Task: List all lines in the material below that contain "index".

Record list:

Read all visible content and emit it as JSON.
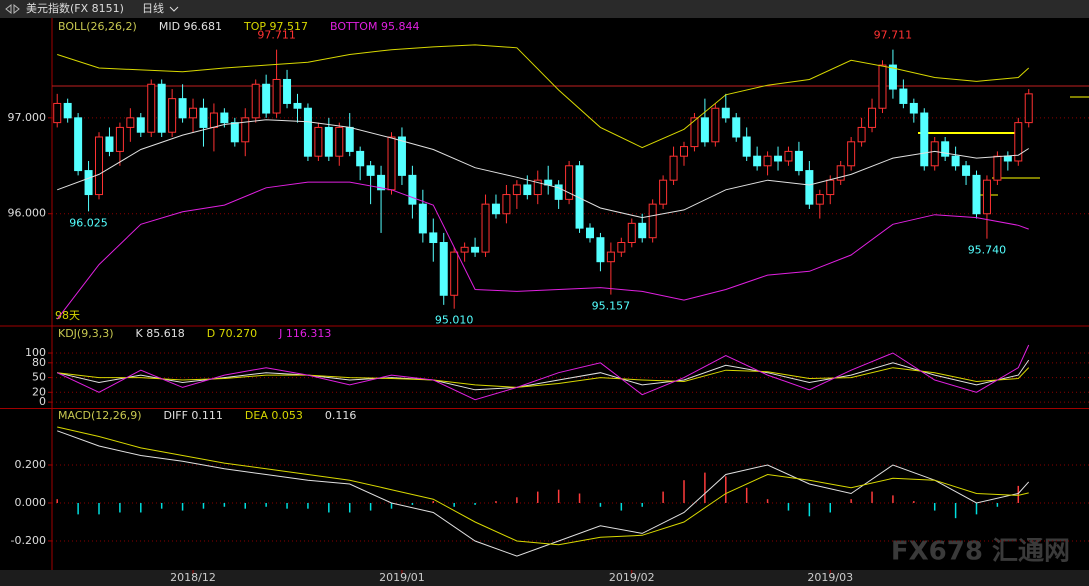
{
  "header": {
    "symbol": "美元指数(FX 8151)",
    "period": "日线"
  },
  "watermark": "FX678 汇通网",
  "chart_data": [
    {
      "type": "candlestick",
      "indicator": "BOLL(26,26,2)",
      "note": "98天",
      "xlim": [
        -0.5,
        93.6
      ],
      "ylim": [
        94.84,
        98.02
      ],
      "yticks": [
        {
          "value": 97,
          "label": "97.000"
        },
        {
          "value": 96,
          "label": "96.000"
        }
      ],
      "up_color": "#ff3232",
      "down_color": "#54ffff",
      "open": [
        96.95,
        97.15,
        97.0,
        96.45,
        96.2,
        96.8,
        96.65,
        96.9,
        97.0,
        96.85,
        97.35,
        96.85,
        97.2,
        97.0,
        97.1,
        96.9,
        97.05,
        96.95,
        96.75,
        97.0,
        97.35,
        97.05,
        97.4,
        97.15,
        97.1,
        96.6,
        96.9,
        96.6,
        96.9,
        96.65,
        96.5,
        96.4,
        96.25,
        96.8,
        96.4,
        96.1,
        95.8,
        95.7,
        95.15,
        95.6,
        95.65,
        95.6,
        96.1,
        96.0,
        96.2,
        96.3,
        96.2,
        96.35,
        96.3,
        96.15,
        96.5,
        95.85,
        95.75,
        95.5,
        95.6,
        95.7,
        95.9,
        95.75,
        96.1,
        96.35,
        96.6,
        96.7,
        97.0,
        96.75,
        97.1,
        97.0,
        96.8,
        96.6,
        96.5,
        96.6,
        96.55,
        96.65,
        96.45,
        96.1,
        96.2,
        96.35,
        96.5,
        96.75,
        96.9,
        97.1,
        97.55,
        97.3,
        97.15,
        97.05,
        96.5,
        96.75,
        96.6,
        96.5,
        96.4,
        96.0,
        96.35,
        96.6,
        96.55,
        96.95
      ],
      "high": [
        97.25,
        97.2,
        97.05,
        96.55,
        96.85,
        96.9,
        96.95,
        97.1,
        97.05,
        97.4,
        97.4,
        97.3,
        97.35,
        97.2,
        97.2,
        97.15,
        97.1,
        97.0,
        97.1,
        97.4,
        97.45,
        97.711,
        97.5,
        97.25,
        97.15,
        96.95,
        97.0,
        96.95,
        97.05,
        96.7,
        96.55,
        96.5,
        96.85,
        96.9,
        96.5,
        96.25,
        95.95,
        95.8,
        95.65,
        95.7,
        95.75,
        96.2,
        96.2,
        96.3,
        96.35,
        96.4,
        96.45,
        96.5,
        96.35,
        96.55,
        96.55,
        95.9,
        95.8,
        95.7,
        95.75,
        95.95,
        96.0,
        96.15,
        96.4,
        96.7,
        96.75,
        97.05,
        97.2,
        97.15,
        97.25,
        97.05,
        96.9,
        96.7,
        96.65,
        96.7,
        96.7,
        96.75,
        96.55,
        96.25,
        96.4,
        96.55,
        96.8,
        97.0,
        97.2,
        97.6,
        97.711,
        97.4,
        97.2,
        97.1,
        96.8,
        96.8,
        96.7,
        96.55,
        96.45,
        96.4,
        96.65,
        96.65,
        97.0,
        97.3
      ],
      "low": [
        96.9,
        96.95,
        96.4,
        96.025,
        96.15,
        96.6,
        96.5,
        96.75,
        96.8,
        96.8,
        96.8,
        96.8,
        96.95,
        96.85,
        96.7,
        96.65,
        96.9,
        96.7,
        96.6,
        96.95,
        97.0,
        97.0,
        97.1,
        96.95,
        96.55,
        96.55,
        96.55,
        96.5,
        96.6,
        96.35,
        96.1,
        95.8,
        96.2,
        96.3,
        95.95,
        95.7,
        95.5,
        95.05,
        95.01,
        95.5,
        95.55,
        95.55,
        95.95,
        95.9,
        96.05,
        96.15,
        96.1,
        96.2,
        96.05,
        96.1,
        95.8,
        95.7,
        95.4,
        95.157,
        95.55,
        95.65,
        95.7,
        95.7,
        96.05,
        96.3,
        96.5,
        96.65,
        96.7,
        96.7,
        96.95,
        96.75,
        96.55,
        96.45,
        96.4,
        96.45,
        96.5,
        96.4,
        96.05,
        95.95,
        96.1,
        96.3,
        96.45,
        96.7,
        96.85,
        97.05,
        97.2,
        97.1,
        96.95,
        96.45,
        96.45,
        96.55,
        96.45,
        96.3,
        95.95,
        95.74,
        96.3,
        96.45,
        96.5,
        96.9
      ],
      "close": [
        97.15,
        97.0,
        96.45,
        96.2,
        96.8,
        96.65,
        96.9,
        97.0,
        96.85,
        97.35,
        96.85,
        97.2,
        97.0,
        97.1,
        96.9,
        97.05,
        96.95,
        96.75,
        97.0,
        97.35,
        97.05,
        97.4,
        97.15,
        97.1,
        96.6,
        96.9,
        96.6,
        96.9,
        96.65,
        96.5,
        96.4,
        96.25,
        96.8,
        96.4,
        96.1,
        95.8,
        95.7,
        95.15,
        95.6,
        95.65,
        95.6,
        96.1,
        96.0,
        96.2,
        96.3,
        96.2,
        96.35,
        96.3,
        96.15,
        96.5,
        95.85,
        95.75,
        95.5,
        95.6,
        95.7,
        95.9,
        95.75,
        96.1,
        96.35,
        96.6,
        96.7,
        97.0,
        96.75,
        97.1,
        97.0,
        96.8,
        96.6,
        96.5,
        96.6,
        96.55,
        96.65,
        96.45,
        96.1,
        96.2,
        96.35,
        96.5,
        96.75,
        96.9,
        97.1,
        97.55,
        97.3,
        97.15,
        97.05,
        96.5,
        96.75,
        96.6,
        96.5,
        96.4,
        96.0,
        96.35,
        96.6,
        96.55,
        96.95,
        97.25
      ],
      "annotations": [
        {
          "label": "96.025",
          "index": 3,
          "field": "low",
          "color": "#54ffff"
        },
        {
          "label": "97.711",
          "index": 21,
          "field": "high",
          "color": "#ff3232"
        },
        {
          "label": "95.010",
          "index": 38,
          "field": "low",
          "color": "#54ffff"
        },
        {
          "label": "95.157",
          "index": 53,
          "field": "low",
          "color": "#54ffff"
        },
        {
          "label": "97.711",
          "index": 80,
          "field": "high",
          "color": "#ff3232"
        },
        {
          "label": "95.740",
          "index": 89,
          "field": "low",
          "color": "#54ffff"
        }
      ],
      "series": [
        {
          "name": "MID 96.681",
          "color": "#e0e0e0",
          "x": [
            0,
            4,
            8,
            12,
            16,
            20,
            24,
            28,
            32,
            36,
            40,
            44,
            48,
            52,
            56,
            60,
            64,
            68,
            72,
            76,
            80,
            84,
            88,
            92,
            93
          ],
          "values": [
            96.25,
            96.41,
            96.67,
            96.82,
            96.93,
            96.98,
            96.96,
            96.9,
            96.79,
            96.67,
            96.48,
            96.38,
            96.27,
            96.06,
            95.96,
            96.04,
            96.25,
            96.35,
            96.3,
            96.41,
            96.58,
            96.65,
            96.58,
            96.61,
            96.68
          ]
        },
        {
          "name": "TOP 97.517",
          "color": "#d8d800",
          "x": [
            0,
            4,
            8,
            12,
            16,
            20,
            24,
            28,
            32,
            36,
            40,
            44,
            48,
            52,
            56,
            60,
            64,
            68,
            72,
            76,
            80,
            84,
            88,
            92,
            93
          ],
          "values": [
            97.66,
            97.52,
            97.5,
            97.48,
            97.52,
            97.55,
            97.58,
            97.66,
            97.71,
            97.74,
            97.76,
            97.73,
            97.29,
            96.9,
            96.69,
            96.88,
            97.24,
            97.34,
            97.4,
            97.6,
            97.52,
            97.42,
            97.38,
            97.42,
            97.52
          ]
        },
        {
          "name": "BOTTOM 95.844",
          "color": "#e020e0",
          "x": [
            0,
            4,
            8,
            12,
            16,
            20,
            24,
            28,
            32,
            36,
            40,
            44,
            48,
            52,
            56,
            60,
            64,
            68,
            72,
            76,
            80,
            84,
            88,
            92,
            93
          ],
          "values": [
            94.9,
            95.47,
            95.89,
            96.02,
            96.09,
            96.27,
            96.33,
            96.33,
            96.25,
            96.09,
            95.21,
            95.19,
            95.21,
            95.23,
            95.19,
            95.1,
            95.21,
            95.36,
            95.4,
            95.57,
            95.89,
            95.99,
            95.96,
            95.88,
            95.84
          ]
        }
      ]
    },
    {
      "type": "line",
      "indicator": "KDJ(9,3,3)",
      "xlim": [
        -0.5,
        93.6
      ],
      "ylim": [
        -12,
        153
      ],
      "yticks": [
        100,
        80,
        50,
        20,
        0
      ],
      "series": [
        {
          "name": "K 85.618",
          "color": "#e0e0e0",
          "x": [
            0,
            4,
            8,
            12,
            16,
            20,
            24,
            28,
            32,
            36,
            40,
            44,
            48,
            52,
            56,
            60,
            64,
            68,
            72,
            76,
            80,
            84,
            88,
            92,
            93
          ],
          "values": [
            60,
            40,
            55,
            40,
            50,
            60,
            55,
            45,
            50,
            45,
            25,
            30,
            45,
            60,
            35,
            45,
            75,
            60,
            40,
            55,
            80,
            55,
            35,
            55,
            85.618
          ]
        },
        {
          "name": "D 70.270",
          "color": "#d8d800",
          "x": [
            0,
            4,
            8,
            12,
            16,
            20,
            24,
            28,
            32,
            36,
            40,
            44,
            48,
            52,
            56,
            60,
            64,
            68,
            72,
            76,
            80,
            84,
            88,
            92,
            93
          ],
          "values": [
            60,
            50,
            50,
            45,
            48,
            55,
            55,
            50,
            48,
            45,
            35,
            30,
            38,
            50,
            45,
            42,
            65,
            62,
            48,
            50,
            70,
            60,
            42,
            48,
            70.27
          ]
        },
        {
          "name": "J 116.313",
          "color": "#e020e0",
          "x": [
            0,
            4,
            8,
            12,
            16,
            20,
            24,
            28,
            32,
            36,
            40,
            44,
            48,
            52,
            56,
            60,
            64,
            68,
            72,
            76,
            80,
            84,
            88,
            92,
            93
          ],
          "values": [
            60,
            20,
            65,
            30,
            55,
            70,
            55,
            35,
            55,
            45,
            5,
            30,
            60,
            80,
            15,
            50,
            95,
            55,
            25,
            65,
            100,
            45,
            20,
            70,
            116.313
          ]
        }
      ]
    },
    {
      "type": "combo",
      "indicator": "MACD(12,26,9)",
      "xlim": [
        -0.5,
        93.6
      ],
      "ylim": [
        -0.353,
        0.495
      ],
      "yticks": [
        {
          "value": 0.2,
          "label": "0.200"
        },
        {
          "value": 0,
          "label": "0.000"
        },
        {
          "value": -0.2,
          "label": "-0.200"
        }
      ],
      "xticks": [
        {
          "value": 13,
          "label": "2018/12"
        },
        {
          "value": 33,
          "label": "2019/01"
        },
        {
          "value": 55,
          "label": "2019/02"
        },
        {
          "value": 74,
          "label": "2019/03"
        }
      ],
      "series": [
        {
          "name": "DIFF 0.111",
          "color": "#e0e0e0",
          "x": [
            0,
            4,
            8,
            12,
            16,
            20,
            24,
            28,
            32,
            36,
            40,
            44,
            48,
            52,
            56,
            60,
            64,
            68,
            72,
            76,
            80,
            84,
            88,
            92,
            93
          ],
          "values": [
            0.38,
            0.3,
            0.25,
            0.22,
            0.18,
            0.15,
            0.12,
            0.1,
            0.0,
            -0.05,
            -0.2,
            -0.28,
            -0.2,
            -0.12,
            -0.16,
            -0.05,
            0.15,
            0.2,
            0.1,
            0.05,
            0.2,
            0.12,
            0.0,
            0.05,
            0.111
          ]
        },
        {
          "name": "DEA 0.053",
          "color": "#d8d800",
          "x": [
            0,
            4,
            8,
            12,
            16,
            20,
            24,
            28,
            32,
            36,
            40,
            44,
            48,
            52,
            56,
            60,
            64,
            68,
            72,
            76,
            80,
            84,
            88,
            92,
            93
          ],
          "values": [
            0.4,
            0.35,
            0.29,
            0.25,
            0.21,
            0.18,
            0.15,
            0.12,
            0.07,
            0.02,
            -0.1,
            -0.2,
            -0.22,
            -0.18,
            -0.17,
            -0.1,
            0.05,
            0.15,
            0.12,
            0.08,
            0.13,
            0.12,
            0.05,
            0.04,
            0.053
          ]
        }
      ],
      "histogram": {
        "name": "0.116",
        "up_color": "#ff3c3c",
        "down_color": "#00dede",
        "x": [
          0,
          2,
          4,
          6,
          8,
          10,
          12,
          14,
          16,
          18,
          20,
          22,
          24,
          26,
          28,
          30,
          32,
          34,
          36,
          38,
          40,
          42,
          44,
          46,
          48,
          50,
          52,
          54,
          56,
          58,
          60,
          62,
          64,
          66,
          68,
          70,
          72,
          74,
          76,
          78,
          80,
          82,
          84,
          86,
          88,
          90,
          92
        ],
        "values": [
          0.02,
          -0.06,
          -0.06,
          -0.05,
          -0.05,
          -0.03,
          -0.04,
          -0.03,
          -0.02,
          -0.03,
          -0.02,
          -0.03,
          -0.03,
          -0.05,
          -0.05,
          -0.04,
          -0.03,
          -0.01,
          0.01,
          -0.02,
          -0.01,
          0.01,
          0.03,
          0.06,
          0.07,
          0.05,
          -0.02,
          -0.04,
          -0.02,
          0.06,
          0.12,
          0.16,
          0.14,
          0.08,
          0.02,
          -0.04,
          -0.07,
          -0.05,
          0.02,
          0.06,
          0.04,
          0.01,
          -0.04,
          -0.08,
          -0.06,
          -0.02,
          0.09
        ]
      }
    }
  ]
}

Written solution:
          "index": 3,
          "index": 21,
          "index": 38,
          "index": 53,
          "index": 80,
          "index": 89,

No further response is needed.